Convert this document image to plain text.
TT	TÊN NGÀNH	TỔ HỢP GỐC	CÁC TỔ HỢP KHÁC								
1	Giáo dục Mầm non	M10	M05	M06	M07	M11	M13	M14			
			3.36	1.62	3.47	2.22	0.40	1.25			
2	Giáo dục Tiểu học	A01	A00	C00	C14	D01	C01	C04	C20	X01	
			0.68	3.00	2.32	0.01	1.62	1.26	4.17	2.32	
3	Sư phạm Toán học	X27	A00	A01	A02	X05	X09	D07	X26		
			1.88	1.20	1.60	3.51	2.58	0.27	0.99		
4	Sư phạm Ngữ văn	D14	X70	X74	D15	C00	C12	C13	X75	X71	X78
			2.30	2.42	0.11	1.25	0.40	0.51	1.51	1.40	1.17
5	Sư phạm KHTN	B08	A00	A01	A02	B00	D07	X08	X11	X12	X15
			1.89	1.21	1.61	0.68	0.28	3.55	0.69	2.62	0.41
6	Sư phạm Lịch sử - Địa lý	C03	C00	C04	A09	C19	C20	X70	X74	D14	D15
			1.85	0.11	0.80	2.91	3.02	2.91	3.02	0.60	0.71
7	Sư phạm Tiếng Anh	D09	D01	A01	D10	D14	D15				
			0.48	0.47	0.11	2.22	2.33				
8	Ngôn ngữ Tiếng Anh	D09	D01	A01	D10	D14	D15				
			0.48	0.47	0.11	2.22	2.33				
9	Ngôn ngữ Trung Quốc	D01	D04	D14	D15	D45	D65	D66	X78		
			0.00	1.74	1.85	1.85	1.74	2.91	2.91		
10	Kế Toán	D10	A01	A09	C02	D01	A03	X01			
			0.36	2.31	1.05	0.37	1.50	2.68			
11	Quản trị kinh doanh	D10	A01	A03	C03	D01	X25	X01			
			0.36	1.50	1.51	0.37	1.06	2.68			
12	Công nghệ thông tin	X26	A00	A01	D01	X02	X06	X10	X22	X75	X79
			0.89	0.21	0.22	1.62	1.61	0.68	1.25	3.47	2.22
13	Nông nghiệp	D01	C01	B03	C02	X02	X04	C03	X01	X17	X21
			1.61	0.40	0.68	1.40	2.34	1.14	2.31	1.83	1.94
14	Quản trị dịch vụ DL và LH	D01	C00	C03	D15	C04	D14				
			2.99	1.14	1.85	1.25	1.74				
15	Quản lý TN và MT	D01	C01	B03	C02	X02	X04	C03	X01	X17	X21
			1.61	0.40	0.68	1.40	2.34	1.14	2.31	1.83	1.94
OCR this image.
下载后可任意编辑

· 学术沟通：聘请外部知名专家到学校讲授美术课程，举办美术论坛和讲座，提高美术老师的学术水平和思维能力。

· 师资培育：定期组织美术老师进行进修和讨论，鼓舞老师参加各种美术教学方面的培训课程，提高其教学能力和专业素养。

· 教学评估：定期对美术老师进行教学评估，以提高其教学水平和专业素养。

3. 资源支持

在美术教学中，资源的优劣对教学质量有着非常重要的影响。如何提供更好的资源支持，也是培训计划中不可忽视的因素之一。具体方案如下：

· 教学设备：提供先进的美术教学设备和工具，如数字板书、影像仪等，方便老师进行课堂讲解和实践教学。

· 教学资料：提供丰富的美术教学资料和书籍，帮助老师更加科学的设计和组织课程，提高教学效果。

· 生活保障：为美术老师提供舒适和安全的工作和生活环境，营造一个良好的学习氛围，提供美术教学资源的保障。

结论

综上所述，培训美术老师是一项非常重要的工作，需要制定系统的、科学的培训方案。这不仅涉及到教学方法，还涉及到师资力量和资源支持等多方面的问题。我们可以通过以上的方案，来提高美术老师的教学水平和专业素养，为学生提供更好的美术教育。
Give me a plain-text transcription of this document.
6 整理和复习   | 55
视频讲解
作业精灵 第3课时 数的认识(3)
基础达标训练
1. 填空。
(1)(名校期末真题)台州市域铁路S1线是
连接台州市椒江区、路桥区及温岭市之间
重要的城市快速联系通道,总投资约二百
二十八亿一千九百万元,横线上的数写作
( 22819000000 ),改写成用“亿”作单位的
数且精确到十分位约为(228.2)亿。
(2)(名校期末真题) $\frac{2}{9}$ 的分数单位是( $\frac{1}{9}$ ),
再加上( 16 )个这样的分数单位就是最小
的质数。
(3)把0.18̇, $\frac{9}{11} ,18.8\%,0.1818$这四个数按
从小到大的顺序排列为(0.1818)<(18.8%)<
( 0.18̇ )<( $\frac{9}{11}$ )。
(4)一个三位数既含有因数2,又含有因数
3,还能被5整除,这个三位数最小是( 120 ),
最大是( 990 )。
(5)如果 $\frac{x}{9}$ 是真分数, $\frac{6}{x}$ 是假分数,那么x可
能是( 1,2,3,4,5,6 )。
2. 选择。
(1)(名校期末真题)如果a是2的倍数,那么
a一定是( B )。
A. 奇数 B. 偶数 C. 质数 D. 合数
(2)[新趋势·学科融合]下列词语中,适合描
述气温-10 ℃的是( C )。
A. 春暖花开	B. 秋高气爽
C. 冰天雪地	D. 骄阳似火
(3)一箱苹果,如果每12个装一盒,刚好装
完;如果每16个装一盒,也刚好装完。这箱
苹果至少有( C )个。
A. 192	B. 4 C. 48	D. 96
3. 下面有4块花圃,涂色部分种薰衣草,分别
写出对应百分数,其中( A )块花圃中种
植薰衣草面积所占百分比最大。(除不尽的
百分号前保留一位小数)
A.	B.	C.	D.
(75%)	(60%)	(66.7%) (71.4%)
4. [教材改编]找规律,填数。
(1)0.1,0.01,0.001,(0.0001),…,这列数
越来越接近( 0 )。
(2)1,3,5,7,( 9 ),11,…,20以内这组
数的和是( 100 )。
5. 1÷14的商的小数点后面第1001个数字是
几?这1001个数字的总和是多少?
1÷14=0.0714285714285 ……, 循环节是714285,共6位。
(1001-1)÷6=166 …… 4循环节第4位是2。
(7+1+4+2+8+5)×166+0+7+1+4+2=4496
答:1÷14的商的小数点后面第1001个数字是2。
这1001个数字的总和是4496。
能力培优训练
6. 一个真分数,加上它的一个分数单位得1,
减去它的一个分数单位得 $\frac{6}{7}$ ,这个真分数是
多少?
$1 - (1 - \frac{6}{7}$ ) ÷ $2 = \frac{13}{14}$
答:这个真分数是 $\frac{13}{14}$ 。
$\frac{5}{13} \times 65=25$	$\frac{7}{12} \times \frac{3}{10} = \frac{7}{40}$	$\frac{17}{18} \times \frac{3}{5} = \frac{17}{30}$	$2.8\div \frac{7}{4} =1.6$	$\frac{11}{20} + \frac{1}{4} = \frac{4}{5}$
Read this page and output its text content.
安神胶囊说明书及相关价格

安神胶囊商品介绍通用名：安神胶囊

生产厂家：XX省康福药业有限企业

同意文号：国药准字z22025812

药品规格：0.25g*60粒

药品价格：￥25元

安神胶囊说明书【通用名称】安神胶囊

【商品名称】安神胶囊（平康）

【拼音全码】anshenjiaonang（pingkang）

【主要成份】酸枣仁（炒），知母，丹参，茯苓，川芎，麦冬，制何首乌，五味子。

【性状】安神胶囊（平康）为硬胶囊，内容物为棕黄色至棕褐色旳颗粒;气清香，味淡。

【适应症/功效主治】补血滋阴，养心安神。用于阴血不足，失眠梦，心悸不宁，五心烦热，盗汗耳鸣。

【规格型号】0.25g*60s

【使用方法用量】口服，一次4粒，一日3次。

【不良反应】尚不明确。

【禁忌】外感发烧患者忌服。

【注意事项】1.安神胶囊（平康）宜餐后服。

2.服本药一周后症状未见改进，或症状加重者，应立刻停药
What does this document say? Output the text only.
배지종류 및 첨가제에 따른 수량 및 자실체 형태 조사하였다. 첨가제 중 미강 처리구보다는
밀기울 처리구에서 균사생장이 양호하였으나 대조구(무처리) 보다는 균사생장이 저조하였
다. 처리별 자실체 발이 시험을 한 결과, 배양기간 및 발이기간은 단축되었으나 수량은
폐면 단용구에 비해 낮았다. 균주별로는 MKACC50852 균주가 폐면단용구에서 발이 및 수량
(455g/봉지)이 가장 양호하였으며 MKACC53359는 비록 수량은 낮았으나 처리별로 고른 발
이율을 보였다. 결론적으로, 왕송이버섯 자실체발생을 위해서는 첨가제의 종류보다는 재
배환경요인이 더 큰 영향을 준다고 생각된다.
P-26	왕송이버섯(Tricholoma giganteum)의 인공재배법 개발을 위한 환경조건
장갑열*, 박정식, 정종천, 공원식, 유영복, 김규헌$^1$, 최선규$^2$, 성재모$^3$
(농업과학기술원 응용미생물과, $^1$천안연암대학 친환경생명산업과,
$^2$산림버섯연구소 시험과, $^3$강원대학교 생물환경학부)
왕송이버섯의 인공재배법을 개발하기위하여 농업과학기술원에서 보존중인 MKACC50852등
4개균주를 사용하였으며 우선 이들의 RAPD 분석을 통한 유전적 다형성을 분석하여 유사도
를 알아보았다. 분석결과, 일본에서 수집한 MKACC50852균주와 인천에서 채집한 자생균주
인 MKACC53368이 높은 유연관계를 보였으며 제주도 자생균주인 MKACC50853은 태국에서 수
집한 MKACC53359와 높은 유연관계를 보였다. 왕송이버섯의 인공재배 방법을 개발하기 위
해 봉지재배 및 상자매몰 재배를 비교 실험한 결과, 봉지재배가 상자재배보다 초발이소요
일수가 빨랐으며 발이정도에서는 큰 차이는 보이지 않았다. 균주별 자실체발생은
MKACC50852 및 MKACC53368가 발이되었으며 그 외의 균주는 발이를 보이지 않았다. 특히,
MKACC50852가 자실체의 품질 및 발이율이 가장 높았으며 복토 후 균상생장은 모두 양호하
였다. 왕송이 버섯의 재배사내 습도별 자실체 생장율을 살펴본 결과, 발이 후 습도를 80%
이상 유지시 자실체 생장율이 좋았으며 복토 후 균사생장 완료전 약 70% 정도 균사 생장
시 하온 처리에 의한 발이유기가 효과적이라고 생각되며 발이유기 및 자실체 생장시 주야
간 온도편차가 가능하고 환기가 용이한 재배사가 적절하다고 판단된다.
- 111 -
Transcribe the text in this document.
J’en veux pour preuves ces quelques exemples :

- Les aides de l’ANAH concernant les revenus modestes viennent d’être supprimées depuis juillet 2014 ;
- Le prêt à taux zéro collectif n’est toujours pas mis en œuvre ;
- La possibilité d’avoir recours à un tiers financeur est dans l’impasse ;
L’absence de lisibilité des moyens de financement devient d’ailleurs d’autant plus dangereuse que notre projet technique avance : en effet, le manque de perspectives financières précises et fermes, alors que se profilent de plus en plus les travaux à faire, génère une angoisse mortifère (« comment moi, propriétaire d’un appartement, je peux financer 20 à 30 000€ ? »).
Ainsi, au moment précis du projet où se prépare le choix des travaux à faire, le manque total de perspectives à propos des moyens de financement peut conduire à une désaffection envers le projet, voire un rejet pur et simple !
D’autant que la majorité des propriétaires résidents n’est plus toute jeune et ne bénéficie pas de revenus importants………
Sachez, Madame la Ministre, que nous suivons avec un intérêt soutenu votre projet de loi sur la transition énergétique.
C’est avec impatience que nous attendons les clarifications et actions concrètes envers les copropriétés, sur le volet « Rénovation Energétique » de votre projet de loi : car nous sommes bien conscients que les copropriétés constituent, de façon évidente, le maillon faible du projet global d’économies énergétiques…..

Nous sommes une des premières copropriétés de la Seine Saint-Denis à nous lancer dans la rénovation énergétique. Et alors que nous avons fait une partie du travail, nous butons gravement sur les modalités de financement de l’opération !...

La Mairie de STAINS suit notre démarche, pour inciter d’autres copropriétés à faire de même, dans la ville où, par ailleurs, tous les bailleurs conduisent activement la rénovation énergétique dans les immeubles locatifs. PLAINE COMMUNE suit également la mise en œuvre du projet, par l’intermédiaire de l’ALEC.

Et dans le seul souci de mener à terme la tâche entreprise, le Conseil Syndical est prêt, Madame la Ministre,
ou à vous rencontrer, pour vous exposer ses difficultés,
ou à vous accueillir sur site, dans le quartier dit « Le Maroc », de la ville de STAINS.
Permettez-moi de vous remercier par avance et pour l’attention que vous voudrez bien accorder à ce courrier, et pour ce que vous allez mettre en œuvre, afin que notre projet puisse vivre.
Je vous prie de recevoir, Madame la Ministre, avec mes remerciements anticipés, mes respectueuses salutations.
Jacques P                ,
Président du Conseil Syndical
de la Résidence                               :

WHAT YOU WILL DO: Extract all lines containing the word "名校期末真题".

RESPONSE TO THE EXERCISE:
(1)(名校期末真题)台州市域铁路S1线是
(2)(名校期末真题) $\frac{2}{9}$ 的分数单位是( $\frac{1}{9}$ ),
(1)(名校期末真题)如果a是2的倍数,那么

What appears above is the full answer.